[Task details]
Read the data and repeat it in full, exactly.

(Records from a data source)
Begin
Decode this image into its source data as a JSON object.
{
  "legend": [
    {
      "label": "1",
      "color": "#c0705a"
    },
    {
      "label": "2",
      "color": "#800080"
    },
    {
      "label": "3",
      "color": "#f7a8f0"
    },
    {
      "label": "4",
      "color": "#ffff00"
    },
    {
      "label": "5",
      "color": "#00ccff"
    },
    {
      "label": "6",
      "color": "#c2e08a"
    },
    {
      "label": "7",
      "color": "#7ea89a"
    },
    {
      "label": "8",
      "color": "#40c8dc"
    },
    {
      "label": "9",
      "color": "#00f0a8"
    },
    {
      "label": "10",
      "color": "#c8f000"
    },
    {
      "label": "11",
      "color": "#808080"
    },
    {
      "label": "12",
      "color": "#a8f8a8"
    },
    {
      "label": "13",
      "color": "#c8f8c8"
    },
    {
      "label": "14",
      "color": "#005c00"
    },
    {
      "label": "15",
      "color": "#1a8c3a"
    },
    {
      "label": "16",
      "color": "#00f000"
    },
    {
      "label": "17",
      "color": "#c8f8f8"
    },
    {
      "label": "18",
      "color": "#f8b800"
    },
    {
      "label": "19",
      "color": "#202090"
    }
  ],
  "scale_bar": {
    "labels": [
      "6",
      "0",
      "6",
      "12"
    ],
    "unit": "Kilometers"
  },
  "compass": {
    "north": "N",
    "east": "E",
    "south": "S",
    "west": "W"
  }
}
End
[Exercise answer]
Decode this image into its source data as a JSON object.
{
  "legend": [
    {
      "label": "1",
      "color": "#c0705a"
    },
    {
      "label": "2",
      "color": "#800080"
    },
    {
      "label": "3",
      "color": "#f7a8f0"
    },
    {
      "label": "4",
      "color": "#ffff00"
    },
    {
      "label": "5",
      "color": "#00ccff"
    },
    {
      "label": "6",
      "color": "#c2e08a"
    },
    {
      "label": "7",
      "color": "#7ea89a"
    },
    {
      "label": "8",
      "color": "#40c8dc"
    },
    {
      "label": "9",
      "color": "#00f0a8"
    },
    {
      "label": "10",
      "color": "#c8f000"
    },
    {
      "label": "11",
      "color": "#808080"
    },
    {
      "label": "12",
      "color": "#a8f8a8"
    },
    {
      "label": "13",
      "color": "#c8f8c8"
    },
    {
      "label": "14",
      "color": "#005c00"
    },
    {
      "label": "15",
      "color": "#1a8c3a"
    },
    {
      "label": "16",
      "color": "#00f000"
    },
    {
      "label": "17",
      "color": "#c8f8f8"
    },
    {
      "label": "18",
      "color": "#f8b800"
    },
    {
      "label": "19",
      "color": "#202090"
    }
  ],
  "scale_bar": {
    "labels": [
      "6",
      "0",
      "6",
      "12"
    ],
    "unit": "Kilometers"
  },
  "compass": {
    "north": "N",
    "east": "E",
    "south": "S",
    "west": "W"
  }
}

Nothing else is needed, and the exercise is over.